**GOAL OF THE EXERCISE**
List each line of the data that holds the string "fibras".

**TASK DATA**
-------------------------
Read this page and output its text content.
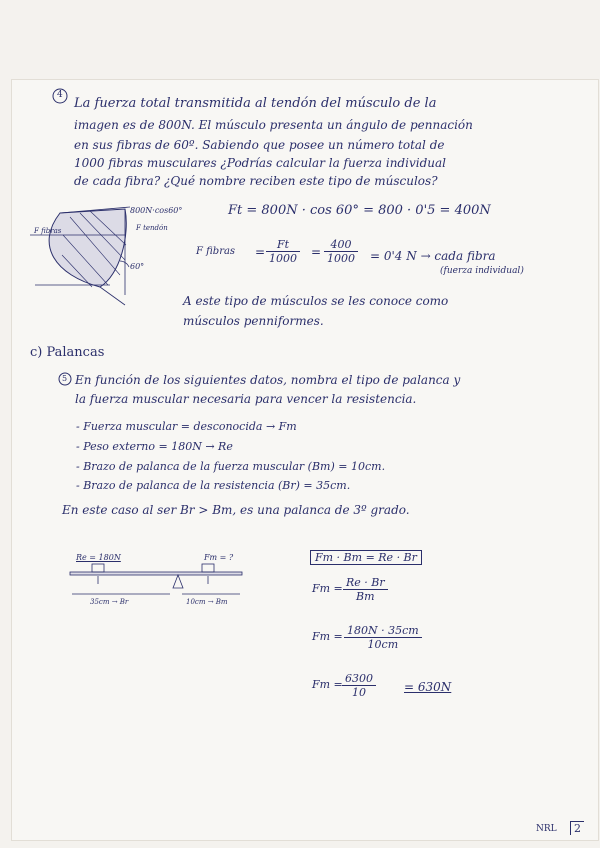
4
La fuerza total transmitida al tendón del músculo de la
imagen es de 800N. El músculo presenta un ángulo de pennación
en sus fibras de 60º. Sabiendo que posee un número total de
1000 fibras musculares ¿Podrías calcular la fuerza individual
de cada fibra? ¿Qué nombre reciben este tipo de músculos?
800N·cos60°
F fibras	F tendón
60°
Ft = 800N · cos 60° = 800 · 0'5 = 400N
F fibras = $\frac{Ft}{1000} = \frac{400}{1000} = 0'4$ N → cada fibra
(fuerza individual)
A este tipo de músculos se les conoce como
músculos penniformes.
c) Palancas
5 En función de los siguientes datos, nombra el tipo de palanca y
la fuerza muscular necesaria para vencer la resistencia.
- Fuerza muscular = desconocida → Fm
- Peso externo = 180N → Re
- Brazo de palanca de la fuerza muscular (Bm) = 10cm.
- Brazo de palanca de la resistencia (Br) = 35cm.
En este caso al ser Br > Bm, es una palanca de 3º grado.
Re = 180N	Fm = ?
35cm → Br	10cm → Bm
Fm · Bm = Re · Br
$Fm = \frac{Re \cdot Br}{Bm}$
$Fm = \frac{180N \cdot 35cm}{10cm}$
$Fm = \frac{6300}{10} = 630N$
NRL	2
-------------------------
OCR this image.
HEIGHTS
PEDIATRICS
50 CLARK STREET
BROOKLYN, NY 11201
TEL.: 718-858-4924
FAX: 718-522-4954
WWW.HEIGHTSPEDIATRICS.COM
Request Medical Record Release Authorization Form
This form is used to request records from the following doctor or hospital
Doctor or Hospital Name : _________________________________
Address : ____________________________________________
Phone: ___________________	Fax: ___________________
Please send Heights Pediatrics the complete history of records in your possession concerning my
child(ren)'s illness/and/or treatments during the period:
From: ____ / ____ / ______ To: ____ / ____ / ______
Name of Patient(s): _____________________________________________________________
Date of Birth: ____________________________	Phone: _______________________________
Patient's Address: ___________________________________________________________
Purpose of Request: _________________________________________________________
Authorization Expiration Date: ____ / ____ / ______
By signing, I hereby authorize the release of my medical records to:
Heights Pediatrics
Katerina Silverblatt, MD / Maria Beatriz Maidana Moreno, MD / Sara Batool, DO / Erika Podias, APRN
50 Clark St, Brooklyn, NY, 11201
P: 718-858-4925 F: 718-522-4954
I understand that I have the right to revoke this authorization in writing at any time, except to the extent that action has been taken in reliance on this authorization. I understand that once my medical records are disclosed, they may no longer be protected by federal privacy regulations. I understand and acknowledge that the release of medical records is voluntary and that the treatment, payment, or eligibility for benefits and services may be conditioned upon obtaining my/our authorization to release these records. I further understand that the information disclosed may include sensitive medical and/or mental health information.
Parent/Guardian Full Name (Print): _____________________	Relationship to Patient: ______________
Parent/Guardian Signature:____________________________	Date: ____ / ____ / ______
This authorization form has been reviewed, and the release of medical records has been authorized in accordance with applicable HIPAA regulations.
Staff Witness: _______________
-------------------------
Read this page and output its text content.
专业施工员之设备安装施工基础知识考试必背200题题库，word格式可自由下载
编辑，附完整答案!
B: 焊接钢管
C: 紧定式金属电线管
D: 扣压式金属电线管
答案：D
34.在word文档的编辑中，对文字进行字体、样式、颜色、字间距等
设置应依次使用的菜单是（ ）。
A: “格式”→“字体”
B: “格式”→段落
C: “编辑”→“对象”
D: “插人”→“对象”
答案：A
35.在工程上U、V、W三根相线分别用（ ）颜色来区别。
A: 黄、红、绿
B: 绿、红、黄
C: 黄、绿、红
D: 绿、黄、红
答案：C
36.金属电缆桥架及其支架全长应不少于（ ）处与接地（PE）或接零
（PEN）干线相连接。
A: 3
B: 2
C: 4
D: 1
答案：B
-------------------------
**OUTPUT FOR THIS EXERCISE**
en sus fibras de 60º. Sabiendo que posee un número total de
1000 fibras musculares ¿Podrías calcular la fuerza individual
F fibras	F tendón
F fibras = $\frac{Ft}{1000} = \frac{400}{1000} = 0'4$ N → cada fibra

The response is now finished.